Aim -
Every line below should be copied exactly; drop the pictures.

Data records -
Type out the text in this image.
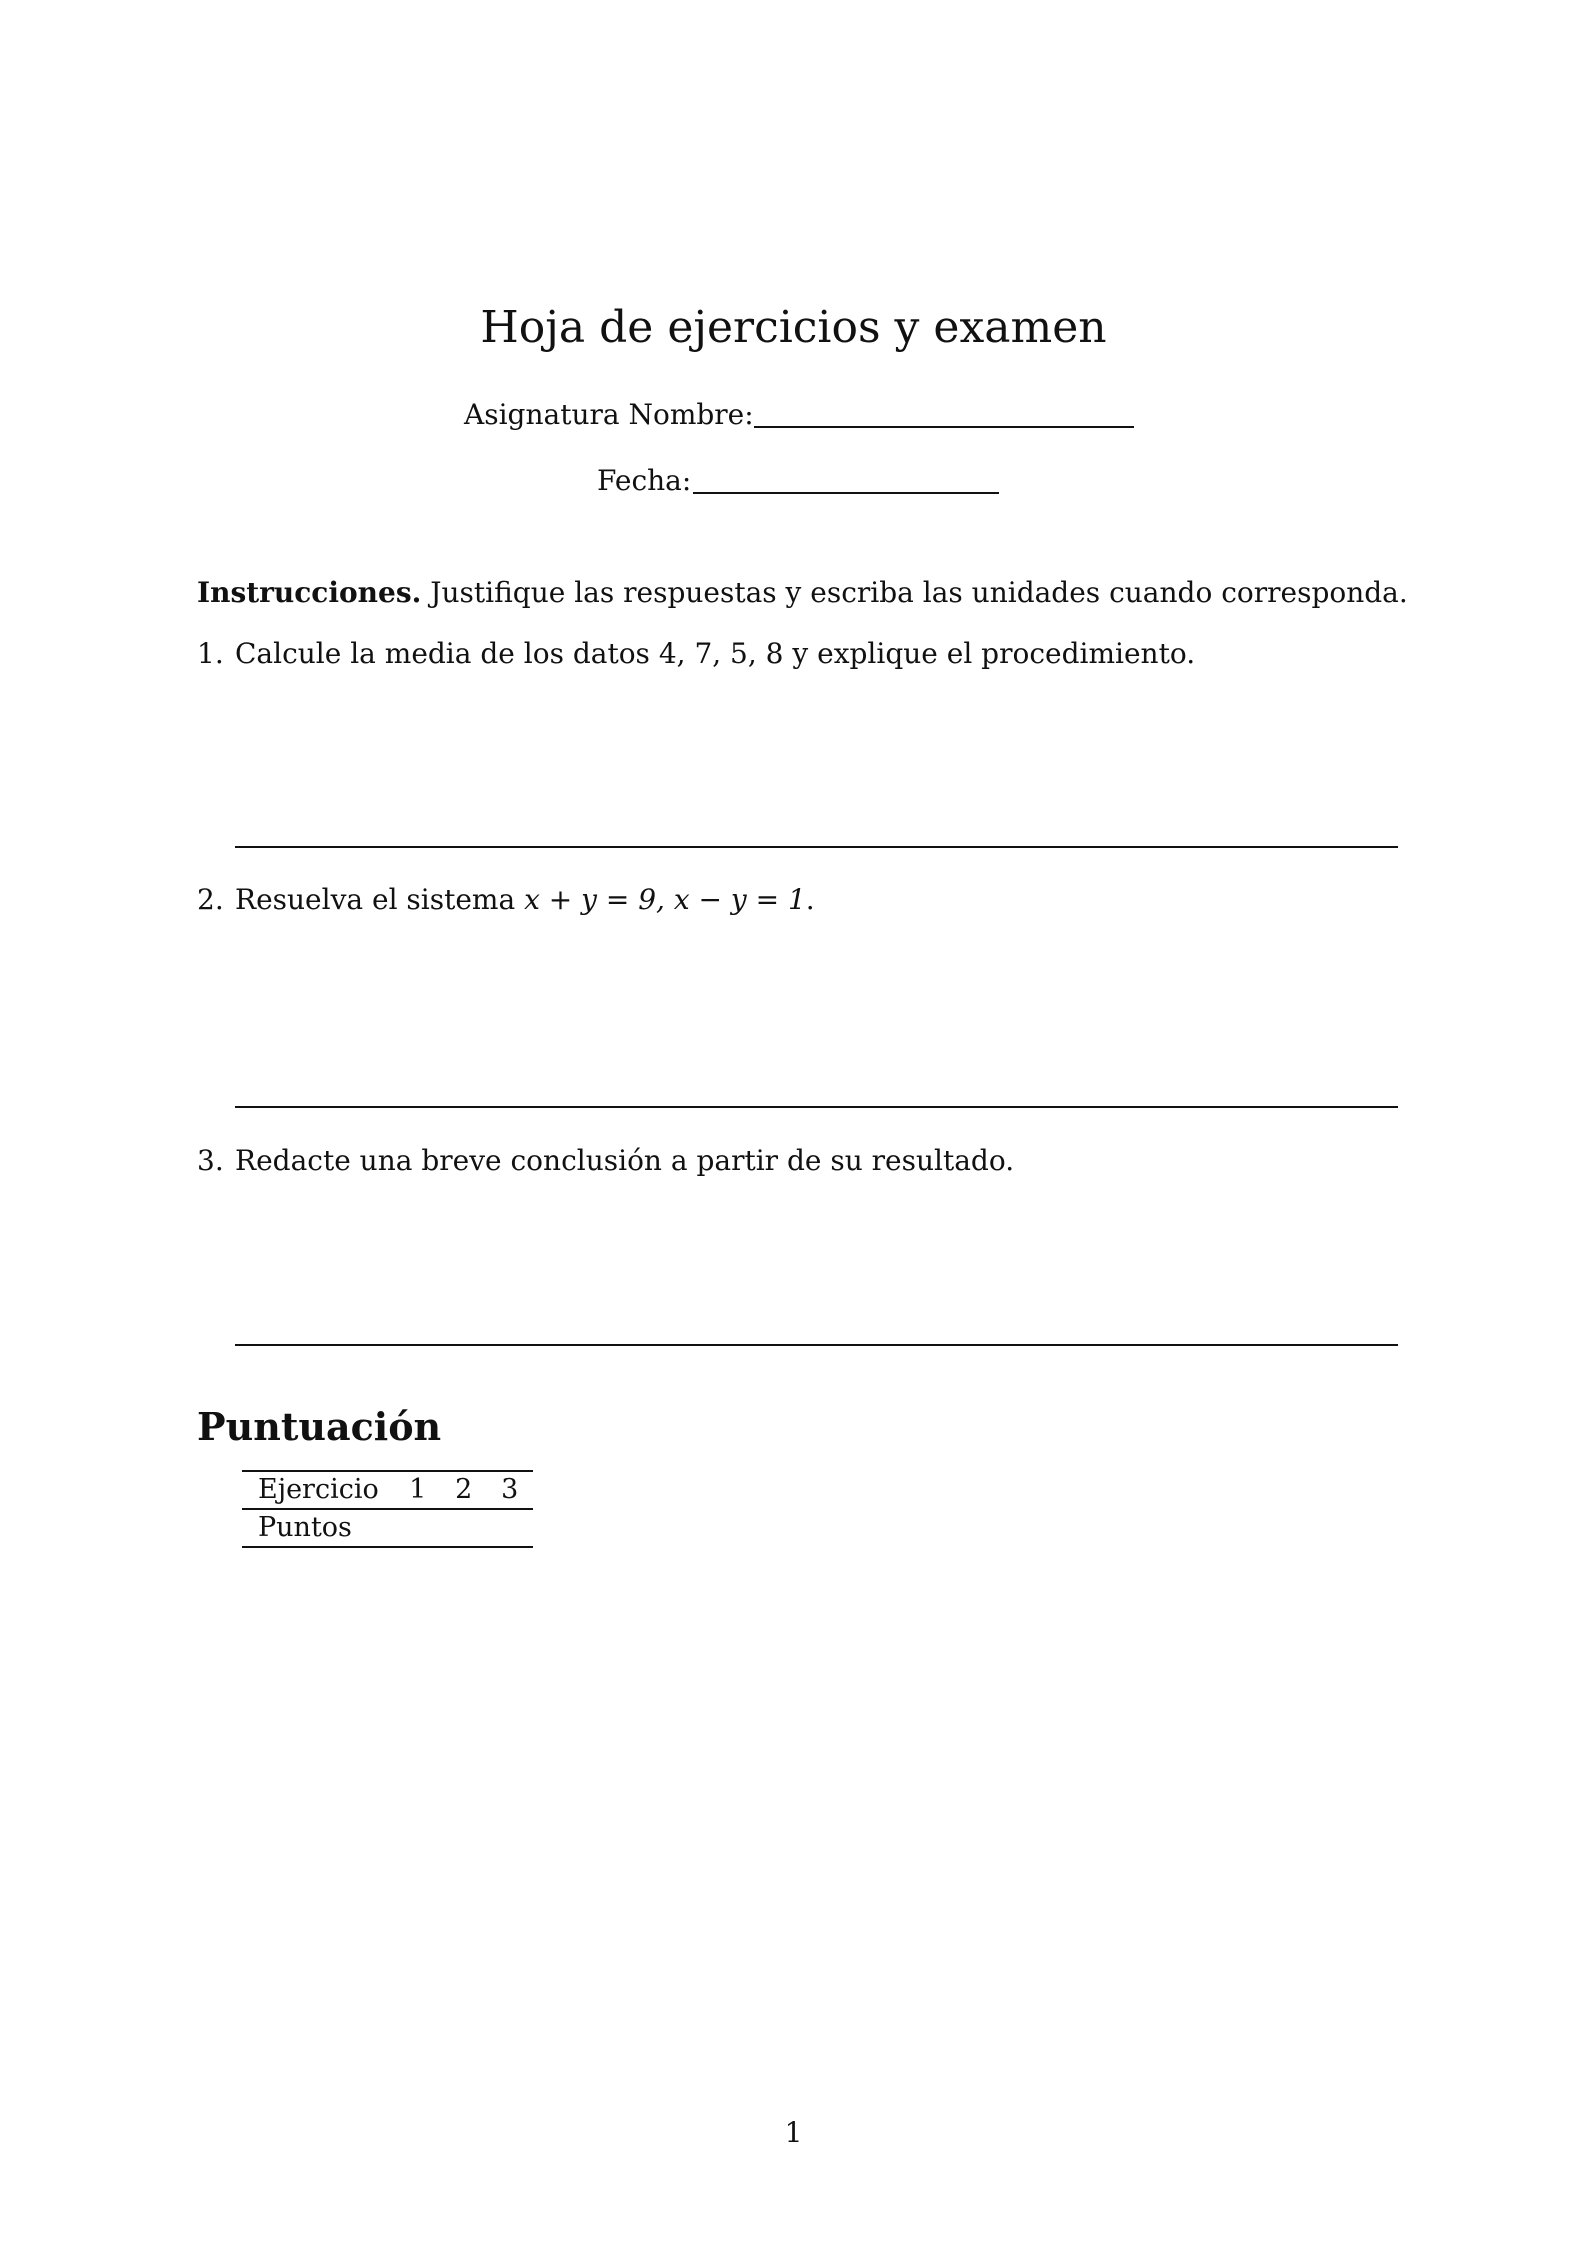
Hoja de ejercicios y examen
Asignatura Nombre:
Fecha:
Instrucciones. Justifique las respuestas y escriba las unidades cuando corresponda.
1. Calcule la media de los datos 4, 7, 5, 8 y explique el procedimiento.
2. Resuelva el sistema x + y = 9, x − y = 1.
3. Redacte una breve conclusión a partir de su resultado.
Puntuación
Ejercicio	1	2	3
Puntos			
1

Answer to the problem -
Type out the text in this image.
Hoja de ejercicios y examen
Asignatura Nombre:
Fecha:
Instrucciones. Justifique las respuestas y escriba las unidades cuando corresponda.
1. Calcule la media de los datos 4, 7, 5, 8 y explique el procedimiento.
2. Resuelva el sistema x + y = 9, x − y = 1.
3. Redacte una breve conclusión a partir de su resultado.
Puntuación
Ejercicio	1	2	3
Puntos			
1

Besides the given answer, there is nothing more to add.